* Aim: Say how many lines hold the string "ppts", and nothing more.

* Records supplied:
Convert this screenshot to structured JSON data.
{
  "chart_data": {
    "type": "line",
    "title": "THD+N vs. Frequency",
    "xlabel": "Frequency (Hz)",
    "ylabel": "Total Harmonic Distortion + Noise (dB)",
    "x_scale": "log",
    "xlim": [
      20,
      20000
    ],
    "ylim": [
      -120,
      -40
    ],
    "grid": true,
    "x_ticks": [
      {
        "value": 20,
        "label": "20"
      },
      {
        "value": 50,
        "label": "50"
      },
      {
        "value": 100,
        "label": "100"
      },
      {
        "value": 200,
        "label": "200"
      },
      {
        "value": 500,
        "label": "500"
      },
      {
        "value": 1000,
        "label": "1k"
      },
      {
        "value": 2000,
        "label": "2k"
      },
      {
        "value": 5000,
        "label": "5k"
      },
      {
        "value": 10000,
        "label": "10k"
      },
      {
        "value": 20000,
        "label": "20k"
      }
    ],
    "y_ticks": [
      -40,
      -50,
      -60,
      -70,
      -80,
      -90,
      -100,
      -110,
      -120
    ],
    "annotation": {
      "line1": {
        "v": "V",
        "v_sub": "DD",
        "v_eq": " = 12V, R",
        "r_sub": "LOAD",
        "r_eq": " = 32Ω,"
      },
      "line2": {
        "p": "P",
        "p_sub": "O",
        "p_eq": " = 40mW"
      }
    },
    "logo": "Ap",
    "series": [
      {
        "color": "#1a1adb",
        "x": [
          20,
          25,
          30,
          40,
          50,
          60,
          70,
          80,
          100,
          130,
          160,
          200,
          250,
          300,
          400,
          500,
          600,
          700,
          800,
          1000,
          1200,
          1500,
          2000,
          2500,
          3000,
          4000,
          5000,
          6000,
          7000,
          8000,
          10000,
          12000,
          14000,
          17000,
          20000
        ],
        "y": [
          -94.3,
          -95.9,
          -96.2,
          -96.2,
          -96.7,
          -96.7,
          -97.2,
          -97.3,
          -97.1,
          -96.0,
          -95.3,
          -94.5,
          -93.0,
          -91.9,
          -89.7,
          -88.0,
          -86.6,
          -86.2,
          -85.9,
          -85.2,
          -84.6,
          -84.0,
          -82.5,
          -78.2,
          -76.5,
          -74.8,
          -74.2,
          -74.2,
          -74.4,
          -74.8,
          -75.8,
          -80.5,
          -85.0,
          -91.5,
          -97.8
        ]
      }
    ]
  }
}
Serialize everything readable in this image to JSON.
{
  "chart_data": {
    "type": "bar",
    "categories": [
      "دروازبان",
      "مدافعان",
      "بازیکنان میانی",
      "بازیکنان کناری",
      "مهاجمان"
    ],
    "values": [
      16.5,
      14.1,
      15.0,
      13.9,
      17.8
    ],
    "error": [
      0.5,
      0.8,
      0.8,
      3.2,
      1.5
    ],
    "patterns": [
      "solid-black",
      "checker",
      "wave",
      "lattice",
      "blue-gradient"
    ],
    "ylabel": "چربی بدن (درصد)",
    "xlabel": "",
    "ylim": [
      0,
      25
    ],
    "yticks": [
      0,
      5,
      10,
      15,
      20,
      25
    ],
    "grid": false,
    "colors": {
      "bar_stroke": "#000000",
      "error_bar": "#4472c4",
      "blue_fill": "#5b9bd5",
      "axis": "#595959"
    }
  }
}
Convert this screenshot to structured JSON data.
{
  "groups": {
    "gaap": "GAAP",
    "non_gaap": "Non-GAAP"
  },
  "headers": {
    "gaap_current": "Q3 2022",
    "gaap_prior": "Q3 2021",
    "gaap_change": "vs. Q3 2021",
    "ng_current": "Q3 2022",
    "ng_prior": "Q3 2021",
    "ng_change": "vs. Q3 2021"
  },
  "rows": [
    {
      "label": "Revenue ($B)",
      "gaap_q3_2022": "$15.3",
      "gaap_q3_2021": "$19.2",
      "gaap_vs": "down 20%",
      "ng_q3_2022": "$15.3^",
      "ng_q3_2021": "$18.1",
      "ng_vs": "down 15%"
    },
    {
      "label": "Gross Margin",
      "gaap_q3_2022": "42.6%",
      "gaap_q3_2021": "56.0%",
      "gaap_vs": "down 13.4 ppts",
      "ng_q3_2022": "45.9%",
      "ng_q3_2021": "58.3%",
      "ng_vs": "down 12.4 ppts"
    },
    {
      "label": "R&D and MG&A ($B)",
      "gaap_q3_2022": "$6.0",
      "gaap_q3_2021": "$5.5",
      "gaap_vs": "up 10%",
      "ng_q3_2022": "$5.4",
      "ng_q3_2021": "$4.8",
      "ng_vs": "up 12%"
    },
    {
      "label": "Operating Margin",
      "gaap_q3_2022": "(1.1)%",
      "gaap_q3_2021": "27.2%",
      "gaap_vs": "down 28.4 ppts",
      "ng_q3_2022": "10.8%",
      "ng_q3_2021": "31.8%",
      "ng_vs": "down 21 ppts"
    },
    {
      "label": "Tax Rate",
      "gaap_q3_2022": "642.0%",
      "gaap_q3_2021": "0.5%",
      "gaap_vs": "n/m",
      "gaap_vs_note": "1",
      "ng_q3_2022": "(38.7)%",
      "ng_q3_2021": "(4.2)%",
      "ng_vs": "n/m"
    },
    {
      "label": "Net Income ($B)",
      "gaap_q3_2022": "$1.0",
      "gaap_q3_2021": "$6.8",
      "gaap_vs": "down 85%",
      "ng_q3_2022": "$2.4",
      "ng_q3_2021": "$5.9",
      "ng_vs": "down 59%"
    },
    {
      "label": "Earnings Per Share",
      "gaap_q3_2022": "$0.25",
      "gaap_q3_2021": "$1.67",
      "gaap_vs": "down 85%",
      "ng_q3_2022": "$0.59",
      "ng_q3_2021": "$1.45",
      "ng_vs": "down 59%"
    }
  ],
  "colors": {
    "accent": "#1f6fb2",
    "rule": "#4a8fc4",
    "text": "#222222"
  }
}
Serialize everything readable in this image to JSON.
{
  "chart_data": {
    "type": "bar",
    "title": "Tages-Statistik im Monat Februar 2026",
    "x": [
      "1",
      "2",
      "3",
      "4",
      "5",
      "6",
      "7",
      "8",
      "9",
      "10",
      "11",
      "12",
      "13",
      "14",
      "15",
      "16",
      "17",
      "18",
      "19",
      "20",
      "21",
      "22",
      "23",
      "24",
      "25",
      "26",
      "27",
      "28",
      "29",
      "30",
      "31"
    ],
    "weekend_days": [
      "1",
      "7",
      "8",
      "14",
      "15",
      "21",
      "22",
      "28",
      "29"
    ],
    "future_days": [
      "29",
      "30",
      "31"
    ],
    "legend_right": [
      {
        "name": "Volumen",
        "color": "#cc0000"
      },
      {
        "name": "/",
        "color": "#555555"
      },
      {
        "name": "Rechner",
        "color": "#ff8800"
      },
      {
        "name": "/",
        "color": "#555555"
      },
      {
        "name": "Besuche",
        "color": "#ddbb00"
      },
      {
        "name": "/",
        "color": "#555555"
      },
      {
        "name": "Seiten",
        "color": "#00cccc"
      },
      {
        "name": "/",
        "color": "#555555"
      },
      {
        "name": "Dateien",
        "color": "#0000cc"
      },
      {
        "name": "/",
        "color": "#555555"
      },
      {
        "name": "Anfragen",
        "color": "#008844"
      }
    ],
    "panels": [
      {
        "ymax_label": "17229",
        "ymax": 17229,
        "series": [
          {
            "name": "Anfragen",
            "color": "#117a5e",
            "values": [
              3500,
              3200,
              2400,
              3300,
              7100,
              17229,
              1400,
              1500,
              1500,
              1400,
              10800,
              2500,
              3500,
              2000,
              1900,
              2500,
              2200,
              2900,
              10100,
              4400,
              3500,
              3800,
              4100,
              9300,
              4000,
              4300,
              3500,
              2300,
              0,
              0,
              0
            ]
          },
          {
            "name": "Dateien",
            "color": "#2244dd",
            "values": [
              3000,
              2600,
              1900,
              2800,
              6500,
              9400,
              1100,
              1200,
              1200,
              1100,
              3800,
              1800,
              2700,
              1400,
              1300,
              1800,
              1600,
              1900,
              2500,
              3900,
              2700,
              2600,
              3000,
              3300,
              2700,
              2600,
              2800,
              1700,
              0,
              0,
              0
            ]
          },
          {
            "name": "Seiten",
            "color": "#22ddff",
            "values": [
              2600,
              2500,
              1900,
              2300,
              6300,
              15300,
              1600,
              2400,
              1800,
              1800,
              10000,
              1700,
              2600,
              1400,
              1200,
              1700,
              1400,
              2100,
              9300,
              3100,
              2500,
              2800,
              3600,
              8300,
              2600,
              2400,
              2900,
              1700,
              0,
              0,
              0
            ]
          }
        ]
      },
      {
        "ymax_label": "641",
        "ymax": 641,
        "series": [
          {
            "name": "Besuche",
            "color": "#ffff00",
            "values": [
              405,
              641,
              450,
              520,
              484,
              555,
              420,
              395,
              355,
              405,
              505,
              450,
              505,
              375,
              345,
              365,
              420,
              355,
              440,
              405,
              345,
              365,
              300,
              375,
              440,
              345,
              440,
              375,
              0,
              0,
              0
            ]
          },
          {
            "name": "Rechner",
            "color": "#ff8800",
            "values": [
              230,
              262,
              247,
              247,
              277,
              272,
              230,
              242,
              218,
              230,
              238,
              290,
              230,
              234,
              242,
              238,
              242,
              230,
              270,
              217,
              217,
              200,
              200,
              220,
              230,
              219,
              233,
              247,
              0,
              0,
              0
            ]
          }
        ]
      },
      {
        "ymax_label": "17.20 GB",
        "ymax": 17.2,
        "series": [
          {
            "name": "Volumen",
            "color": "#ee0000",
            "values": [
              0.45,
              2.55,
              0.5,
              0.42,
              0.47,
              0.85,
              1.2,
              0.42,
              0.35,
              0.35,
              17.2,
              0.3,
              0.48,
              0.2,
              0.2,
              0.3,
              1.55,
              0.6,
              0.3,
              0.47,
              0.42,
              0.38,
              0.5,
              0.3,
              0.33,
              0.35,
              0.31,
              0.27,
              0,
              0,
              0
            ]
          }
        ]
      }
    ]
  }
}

* Output below: 4